━━━ SOURCE RECORDS ━━━

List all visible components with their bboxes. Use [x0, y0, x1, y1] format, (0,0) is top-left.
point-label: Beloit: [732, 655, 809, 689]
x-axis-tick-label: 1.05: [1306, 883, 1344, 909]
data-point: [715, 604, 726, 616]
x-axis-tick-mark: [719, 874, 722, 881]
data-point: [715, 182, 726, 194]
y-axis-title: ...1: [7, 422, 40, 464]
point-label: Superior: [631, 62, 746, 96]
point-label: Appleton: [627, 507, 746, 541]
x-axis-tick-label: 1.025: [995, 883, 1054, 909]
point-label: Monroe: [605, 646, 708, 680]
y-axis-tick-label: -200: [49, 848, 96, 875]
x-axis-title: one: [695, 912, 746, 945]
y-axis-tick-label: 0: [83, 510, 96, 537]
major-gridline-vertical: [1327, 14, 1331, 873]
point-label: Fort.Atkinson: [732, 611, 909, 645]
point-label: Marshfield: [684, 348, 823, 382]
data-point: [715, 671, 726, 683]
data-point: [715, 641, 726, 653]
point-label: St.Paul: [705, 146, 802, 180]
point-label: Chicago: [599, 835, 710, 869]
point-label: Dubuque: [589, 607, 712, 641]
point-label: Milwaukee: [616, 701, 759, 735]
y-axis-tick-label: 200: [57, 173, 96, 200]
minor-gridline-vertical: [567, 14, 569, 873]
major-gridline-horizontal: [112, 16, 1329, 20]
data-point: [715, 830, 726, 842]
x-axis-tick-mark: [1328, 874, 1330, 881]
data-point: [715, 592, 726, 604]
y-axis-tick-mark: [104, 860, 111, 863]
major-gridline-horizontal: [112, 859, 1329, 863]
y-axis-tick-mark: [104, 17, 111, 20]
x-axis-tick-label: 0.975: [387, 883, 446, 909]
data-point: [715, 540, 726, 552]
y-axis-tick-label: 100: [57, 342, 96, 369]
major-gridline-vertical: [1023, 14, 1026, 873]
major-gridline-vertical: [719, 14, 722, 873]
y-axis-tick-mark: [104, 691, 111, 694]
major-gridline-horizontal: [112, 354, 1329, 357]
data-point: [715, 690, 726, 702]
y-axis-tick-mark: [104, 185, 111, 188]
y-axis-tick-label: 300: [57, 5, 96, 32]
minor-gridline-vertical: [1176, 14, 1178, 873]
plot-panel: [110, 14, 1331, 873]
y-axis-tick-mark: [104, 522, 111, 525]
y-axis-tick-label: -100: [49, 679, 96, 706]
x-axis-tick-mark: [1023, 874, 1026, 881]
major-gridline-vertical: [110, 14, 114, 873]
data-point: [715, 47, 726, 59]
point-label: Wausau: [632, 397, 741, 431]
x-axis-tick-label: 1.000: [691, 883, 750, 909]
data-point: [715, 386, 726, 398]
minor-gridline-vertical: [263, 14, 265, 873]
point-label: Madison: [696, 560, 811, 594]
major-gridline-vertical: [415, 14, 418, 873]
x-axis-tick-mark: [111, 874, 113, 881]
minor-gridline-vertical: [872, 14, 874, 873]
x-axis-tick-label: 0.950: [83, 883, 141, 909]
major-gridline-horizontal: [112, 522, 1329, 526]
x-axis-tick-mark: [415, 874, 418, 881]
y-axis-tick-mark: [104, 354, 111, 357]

━━━

WHAT THIS TASK INVOLVES: Count the lines in the listing above that contain the string "data", treating uppercase and lowercase letters as different. Reply with the number alone.

THE OUTPUT: 10